▶ [Exercise details]: Go through the records and show each line where the word "acid" occurs.

++++++++

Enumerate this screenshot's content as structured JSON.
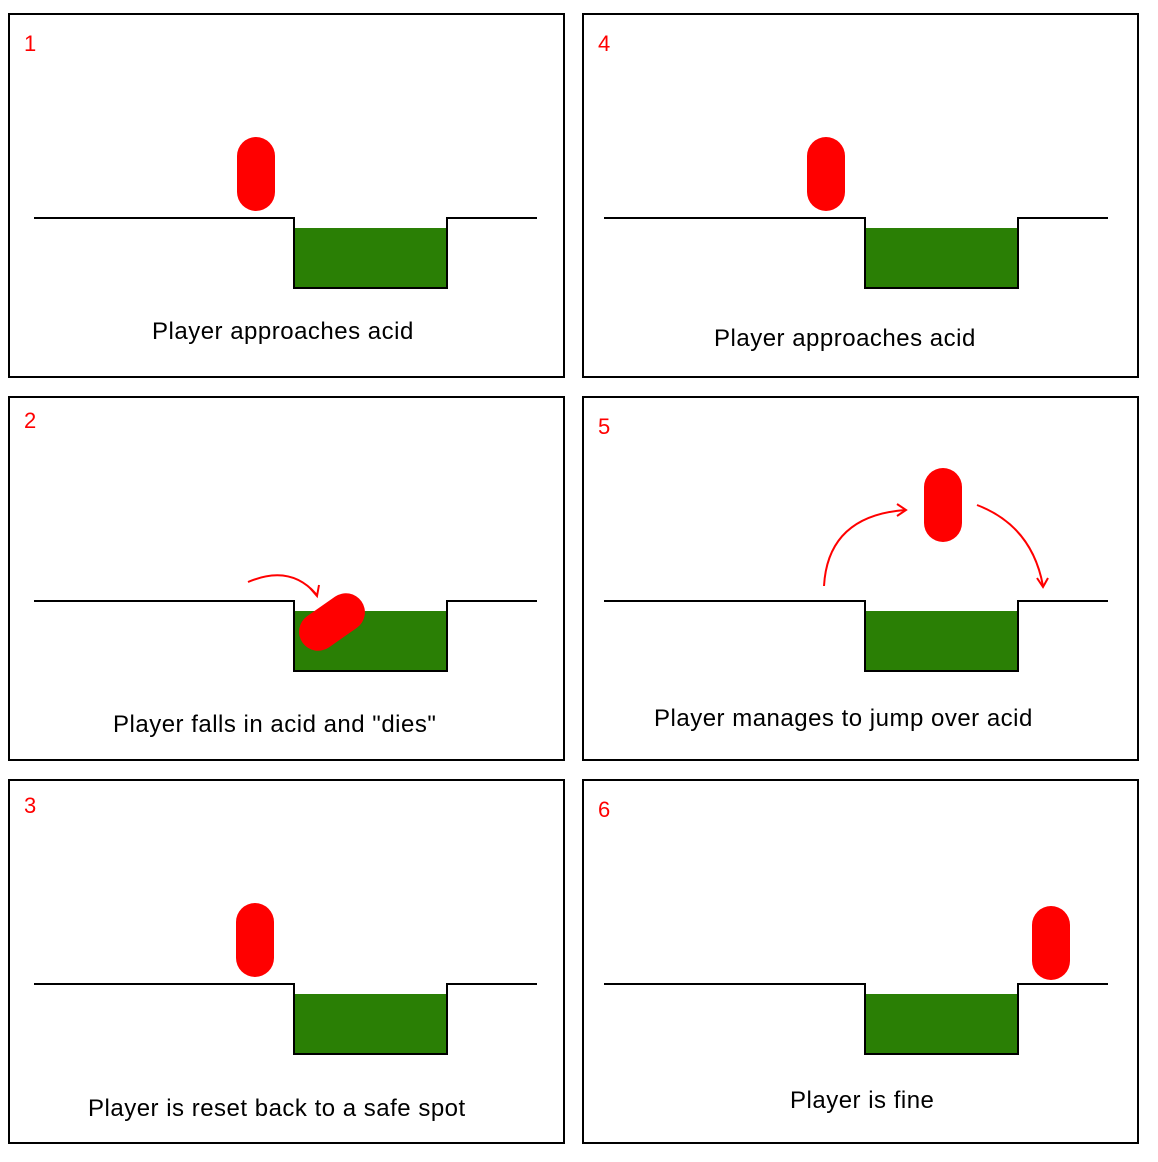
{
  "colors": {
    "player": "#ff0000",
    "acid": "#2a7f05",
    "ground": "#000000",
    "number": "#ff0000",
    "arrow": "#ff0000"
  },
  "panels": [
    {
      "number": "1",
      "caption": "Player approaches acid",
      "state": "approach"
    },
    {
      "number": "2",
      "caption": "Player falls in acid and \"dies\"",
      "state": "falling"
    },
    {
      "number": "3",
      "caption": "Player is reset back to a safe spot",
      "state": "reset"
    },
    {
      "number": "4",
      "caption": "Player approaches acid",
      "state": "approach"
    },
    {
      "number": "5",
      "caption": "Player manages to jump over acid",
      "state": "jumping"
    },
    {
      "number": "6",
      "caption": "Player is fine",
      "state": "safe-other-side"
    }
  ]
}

++++++++

▶ [Full solution]:
    "acid": "#2a7f05",
      "caption": "Player approaches acid",
      "caption": "Player falls in acid and \"dies\"",
      "caption": "Player approaches acid",
      "caption": "Player manages to jump over acid",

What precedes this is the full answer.